→ **Set task**:
Reproduce word for word the part of the items that runs from their first line through the line containing "data-point [404,683,417,696]", including both ends.

[Begin Excerpted data]

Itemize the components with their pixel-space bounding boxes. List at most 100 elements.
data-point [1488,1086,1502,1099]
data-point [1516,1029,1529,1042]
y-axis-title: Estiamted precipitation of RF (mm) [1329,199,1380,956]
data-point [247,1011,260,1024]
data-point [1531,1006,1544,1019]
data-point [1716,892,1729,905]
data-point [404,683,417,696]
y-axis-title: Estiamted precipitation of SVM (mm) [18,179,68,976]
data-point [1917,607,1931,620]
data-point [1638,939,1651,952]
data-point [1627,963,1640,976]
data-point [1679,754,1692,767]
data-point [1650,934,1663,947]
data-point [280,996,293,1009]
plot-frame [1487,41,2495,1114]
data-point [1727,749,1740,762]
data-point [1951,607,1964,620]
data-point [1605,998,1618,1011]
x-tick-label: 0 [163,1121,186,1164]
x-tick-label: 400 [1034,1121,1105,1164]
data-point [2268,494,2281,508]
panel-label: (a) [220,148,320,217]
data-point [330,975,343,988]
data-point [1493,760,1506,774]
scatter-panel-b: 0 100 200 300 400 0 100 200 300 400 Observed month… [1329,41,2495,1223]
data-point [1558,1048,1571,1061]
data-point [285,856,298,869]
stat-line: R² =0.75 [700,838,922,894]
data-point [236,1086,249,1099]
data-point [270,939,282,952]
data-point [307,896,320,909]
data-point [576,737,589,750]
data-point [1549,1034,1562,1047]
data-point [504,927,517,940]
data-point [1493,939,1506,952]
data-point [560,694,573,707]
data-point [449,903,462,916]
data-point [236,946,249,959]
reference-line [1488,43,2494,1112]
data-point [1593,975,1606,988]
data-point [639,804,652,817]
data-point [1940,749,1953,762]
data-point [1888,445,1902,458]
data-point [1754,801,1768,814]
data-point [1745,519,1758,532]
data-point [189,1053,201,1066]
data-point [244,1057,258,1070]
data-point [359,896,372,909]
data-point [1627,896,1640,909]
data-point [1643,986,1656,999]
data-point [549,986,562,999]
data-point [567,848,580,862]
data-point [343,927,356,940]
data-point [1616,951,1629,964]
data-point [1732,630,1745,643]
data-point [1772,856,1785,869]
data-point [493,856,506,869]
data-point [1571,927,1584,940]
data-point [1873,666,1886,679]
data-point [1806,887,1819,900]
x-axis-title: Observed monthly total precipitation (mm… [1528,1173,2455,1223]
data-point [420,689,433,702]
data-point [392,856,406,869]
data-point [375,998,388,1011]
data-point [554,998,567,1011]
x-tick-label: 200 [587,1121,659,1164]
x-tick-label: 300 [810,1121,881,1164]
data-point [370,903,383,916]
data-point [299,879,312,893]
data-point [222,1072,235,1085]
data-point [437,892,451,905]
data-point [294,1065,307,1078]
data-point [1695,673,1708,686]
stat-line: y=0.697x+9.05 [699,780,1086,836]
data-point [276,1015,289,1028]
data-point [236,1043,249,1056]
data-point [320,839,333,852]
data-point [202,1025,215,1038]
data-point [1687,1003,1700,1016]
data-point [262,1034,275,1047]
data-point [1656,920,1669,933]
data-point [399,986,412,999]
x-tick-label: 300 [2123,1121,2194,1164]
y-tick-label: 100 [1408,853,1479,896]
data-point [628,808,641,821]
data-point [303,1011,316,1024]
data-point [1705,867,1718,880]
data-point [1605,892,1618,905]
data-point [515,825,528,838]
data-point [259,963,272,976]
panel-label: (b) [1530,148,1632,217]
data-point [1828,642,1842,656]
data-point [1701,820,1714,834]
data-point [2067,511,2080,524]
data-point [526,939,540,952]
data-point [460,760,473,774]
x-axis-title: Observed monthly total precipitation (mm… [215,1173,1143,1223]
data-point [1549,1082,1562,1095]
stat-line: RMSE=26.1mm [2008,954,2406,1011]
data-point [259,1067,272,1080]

[End Excerpted data]

→ **Result of this exercise**:
Itemize the components with their pixel-space bounding boxes. List at most 100 elements.
data-point [1488,1086,1502,1099]
data-point [1516,1029,1529,1042]
y-axis-title: Estiamted precipitation of RF (mm) [1329,199,1380,956]
data-point [247,1011,260,1024]
data-point [1531,1006,1544,1019]
data-point [1716,892,1729,905]
data-point [404,683,417,696]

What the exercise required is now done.